• Exercise brief
Every entry must be repeated exactly. Exclude all pictures.

• Stored records

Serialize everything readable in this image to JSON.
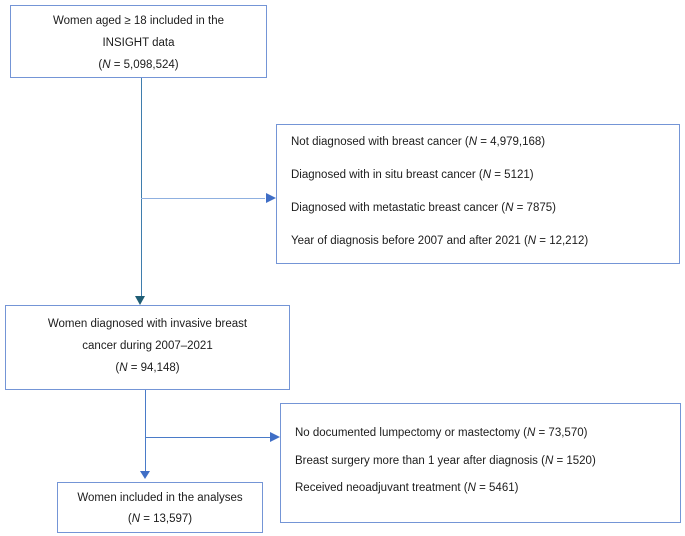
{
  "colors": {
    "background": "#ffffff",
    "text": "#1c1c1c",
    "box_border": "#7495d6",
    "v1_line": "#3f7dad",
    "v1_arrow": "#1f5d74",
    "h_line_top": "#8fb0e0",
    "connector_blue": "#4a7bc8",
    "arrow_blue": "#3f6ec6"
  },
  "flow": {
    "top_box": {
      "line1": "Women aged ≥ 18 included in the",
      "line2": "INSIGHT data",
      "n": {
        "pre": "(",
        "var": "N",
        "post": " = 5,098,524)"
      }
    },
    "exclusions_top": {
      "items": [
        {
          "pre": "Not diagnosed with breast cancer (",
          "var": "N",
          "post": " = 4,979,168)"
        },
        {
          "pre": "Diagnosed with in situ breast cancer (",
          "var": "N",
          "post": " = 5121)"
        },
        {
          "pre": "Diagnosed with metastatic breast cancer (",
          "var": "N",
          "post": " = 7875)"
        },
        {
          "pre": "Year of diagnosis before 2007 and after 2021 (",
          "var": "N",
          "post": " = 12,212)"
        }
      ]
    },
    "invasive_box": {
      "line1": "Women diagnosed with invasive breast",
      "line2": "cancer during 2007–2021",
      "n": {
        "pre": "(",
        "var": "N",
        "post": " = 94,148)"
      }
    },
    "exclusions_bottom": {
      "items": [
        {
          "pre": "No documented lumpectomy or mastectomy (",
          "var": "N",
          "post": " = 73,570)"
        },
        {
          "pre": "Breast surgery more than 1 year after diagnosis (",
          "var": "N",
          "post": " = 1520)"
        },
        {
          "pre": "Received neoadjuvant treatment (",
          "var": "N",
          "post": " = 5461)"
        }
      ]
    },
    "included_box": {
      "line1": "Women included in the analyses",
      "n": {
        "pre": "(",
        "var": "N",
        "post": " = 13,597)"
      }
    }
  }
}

• Output of the exercise
Serialize everything readable in this image to JSON.
{
  "colors": {
    "background": "#ffffff",
    "text": "#1c1c1c",
    "box_border": "#7495d6",
    "v1_line": "#3f7dad",
    "v1_arrow": "#1f5d74",
    "h_line_top": "#8fb0e0",
    "connector_blue": "#4a7bc8",
    "arrow_blue": "#3f6ec6"
  },
  "flow": {
    "top_box": {
      "line1": "Women aged ≥ 18 included in the",
      "line2": "INSIGHT data",
      "n": {
        "pre": "(",
        "var": "N",
        "post": " = 5,098,524)"
      }
    },
    "exclusions_top": {
      "items": [
        {
          "pre": "Not diagnosed with breast cancer (",
          "var": "N",
          "post": " = 4,979,168)"
        },
        {
          "pre": "Diagnosed with in situ breast cancer (",
          "var": "N",
          "post": " = 5121)"
        },
        {
          "pre": "Diagnosed with metastatic breast cancer (",
          "var": "N",
          "post": " = 7875)"
        },
        {
          "pre": "Year of diagnosis before 2007 and after 2021 (",
          "var": "N",
          "post": " = 12,212)"
        }
      ]
    },
    "invasive_box": {
      "line1": "Women diagnosed with invasive breast",
      "line2": "cancer during 2007–2021",
      "n": {
        "pre": "(",
        "var": "N",
        "post": " = 94,148)"
      }
    },
    "exclusions_bottom": {
      "items": [
        {
          "pre": "No documented lumpectomy or mastectomy (",
          "var": "N",
          "post": " = 73,570)"
        },
        {
          "pre": "Breast surgery more than 1 year after diagnosis (",
          "var": "N",
          "post": " = 1520)"
        },
        {
          "pre": "Received neoadjuvant treatment (",
          "var": "N",
          "post": " = 5461)"
        }
      ]
    },
    "included_box": {
      "line1": "Women included in the analyses",
      "n": {
        "pre": "(",
        "var": "N",
        "post": " = 13,597)"
      }
    }
  }
}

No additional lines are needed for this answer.